Figure contents as structured data:
[Begin]
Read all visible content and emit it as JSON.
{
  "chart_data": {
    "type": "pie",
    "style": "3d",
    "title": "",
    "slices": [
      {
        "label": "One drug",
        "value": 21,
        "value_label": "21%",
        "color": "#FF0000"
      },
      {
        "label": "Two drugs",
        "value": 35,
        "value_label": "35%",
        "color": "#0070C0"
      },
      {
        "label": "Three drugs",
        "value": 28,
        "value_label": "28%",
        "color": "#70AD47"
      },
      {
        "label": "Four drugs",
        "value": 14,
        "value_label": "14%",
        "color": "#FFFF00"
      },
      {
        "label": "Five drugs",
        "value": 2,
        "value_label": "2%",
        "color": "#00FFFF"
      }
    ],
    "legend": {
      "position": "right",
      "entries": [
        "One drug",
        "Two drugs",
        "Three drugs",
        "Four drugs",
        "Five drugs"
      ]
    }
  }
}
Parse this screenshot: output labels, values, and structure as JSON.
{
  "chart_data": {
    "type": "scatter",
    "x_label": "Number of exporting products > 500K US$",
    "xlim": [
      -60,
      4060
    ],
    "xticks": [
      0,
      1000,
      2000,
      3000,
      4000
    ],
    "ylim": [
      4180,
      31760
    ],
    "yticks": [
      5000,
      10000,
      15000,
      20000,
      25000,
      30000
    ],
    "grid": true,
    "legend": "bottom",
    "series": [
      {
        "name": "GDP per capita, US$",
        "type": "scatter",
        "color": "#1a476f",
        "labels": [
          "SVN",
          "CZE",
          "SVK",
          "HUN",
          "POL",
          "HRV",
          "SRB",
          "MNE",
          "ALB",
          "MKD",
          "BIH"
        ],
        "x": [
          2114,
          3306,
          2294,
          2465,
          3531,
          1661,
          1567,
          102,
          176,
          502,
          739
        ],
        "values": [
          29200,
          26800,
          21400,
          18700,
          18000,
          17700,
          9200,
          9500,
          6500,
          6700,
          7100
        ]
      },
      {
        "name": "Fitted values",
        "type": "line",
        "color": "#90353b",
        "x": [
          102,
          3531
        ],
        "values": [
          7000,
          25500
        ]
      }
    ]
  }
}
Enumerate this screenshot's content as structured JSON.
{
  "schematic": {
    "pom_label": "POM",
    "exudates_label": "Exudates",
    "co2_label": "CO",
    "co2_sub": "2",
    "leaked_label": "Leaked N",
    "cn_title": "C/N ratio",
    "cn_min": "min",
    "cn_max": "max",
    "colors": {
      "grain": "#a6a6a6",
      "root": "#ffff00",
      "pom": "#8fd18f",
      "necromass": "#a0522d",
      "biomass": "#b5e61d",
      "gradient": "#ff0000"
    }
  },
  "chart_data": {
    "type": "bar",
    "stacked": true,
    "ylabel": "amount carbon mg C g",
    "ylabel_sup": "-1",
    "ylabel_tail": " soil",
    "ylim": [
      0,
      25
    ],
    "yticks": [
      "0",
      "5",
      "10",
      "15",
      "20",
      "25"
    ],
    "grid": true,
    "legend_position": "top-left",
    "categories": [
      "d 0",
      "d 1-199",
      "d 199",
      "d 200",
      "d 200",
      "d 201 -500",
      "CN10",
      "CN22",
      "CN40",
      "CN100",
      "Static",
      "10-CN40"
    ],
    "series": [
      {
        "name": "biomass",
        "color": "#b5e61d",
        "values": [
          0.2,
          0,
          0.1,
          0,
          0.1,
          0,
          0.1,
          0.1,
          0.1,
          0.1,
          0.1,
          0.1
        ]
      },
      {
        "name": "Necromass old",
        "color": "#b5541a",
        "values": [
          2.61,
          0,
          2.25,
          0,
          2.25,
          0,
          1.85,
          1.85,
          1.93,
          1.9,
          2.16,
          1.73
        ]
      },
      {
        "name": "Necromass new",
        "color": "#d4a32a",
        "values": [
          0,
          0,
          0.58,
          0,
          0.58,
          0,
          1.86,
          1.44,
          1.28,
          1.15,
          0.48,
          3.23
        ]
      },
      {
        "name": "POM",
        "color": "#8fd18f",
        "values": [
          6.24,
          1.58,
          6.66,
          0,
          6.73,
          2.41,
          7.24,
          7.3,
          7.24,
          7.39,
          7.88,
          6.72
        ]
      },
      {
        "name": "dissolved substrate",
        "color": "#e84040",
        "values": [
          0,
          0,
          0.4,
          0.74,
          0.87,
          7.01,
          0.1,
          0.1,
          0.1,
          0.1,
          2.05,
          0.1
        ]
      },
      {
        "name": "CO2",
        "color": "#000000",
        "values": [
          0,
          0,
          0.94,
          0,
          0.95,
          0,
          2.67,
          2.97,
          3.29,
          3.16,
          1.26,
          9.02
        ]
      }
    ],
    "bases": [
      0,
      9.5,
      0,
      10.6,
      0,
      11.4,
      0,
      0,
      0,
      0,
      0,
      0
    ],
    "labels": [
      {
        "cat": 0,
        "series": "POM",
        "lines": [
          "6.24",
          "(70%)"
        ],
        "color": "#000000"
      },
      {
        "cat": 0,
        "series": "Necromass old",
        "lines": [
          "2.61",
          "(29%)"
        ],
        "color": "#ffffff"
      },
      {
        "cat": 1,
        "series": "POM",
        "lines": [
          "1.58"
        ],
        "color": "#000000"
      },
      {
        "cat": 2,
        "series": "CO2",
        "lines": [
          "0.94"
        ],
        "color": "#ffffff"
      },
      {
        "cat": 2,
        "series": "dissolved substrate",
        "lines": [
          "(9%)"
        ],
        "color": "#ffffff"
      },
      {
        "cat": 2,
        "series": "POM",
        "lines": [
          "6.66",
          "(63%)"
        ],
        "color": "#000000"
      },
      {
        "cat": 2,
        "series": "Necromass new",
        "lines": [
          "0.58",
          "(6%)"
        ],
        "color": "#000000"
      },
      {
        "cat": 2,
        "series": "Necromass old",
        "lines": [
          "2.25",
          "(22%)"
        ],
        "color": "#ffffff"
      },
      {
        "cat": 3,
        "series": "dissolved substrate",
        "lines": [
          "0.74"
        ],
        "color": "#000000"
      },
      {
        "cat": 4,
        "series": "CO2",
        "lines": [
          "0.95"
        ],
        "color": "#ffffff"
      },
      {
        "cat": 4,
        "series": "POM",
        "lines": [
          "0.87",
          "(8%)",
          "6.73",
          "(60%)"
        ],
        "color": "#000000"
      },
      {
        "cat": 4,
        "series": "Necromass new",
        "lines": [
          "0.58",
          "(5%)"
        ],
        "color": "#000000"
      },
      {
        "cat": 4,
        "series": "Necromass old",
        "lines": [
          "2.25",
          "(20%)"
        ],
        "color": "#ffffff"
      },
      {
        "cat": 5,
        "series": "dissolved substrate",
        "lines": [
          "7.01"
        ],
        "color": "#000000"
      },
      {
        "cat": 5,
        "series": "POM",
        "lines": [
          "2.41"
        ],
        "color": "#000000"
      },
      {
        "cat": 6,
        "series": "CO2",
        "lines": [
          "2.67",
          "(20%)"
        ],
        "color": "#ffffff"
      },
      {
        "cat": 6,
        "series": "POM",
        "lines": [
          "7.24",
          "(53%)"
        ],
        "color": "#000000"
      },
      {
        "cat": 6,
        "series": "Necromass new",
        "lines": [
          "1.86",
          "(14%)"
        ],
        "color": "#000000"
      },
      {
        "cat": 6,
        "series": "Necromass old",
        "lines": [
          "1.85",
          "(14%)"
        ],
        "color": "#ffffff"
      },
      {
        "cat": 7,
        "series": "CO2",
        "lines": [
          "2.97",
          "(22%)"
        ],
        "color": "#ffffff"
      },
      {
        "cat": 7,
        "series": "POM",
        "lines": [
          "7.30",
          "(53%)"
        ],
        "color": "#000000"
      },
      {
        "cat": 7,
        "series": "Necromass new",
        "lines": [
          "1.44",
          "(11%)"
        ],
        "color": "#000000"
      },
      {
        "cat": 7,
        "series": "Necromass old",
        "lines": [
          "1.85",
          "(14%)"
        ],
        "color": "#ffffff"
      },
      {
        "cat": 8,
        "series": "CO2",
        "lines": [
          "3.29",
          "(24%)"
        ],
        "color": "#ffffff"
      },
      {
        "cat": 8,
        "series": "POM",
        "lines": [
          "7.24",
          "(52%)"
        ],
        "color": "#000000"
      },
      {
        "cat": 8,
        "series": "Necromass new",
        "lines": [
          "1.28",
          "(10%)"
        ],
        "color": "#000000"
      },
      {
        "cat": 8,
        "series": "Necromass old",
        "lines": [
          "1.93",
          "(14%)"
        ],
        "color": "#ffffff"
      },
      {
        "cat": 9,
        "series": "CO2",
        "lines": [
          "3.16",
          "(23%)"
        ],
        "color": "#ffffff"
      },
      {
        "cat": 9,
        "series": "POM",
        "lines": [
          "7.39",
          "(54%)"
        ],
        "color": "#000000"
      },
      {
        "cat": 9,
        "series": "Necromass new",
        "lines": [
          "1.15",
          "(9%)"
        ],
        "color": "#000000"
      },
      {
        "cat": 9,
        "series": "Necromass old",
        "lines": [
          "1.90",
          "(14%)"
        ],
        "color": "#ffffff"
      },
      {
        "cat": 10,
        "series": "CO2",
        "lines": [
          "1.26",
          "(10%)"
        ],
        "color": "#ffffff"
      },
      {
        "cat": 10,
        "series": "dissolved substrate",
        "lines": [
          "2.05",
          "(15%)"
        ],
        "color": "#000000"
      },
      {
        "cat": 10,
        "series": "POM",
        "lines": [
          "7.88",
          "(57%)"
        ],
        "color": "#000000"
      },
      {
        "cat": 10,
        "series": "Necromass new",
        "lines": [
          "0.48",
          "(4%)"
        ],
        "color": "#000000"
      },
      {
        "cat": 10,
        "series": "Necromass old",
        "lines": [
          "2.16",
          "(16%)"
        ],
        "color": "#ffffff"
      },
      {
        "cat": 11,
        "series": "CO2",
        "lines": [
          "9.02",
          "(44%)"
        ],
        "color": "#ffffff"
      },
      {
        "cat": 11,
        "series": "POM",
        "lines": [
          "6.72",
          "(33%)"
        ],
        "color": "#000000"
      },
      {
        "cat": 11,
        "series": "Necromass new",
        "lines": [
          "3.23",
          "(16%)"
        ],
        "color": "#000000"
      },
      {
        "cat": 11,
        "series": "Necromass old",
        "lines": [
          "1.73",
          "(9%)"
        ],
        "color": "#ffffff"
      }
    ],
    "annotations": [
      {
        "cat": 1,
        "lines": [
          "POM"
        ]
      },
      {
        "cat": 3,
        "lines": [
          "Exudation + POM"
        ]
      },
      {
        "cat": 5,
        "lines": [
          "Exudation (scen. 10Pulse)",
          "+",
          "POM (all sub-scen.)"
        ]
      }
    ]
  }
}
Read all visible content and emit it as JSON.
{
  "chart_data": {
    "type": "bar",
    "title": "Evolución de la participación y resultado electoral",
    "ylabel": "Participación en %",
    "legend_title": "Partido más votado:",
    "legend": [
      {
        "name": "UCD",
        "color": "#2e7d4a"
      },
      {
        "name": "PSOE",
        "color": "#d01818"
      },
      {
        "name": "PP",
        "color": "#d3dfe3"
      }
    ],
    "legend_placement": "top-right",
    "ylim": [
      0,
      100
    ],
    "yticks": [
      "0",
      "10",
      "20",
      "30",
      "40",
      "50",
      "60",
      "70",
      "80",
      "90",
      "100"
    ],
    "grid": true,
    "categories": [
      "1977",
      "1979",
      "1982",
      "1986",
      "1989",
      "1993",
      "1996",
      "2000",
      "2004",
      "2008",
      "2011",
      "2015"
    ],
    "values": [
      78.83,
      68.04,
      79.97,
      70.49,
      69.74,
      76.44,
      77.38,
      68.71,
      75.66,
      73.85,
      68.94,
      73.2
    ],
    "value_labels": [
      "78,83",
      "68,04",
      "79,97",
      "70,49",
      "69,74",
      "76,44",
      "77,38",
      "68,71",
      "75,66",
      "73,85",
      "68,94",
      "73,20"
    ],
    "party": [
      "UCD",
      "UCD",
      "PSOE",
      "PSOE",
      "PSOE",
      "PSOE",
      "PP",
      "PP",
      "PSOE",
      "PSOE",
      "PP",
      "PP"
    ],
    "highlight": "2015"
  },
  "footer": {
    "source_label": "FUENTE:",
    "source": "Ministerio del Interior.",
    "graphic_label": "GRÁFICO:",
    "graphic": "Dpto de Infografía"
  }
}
[End]
Pull out all lines from the listing that contain the string "this".

Parse this screenshot: output labels, values, and structure as JSON.
Enumerate this screenshot's content as structured JSON.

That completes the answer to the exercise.